#### [What you have to do]
Copy each line in the data that includes the word "livello".

--- start ---

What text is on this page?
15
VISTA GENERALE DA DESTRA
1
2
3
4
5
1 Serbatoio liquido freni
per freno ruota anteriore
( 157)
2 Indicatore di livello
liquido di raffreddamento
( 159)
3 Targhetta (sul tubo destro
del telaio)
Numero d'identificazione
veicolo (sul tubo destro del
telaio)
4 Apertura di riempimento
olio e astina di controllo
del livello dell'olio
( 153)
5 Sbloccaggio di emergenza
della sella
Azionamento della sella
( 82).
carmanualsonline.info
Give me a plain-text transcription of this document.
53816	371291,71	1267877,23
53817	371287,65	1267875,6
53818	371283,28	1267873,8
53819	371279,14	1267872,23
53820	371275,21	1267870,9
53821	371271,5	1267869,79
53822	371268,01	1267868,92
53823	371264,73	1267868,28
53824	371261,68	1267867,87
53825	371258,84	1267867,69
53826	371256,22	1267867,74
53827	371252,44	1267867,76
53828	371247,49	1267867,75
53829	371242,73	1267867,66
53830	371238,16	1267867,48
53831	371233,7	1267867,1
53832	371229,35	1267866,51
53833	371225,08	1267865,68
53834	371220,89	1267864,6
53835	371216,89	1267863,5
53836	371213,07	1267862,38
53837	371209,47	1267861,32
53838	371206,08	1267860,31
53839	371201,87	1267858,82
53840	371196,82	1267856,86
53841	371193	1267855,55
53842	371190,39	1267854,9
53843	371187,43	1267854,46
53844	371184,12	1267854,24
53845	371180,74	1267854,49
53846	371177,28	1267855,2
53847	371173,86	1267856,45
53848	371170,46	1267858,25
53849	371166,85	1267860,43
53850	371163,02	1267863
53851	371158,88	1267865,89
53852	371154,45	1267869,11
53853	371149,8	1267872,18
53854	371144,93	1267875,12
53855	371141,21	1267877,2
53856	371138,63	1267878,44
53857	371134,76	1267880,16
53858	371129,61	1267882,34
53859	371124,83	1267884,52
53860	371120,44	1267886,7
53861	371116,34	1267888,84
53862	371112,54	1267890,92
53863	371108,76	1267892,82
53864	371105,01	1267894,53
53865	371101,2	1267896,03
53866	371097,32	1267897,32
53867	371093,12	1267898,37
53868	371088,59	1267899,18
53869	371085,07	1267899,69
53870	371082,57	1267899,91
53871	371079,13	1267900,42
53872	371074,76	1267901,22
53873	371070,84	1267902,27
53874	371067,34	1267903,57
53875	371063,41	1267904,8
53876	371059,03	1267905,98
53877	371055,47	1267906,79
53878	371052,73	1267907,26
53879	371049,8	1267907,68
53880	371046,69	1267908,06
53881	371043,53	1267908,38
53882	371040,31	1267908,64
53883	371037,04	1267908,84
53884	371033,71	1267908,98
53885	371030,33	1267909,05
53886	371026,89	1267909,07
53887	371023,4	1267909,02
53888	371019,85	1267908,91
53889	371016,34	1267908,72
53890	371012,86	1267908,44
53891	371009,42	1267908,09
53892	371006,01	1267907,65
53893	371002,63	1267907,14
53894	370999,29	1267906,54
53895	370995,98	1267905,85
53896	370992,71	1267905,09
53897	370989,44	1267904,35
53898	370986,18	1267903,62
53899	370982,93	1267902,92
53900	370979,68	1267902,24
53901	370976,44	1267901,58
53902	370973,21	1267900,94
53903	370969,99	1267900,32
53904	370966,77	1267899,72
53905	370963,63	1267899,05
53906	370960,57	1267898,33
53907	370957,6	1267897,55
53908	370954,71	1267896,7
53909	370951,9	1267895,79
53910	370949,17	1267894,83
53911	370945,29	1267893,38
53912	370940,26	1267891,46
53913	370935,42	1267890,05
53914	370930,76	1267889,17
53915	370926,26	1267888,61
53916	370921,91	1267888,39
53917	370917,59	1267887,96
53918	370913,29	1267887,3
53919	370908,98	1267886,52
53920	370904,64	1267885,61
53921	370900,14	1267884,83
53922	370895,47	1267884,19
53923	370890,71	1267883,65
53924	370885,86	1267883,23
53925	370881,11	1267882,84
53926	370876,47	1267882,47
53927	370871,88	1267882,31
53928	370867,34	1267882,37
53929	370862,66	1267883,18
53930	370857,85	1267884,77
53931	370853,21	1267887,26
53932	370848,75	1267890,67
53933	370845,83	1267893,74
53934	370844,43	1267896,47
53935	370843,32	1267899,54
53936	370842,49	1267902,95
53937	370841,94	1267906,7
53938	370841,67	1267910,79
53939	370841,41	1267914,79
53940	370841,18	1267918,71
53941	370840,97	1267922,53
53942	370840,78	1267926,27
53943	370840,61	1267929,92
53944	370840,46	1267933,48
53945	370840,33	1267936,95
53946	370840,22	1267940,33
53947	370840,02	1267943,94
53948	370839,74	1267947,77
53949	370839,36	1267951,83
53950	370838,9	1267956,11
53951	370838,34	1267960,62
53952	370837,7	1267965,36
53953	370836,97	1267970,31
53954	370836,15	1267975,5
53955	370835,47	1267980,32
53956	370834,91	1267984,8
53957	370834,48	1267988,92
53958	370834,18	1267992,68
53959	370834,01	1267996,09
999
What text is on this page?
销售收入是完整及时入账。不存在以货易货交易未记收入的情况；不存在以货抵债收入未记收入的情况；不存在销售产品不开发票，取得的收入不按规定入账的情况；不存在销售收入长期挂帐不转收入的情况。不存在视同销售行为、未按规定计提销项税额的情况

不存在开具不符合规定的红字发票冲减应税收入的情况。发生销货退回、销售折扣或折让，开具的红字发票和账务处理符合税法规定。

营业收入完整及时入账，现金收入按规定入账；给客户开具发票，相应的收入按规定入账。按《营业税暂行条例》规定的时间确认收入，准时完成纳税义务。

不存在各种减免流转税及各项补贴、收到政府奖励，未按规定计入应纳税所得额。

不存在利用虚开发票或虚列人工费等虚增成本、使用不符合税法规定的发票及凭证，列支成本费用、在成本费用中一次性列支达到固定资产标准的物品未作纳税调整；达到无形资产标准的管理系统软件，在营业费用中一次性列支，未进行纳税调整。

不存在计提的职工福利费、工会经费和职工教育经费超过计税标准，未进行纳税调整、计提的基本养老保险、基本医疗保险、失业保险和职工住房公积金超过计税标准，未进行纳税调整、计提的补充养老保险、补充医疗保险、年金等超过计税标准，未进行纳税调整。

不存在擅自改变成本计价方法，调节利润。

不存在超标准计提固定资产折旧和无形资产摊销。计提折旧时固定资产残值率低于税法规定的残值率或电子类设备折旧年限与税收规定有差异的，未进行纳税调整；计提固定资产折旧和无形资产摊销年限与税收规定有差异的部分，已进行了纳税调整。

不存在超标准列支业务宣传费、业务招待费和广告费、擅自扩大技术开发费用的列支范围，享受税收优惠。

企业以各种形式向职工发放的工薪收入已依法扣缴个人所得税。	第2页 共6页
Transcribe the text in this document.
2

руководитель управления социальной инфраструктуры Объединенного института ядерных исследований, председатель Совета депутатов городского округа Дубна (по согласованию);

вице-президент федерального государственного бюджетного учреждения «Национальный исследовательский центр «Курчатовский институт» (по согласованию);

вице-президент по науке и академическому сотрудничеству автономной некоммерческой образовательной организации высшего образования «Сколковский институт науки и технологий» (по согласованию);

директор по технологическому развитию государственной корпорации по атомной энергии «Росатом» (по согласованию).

--- end ---

#### [Reply to the task]
2 Indicatore di livello
del livello dell'olio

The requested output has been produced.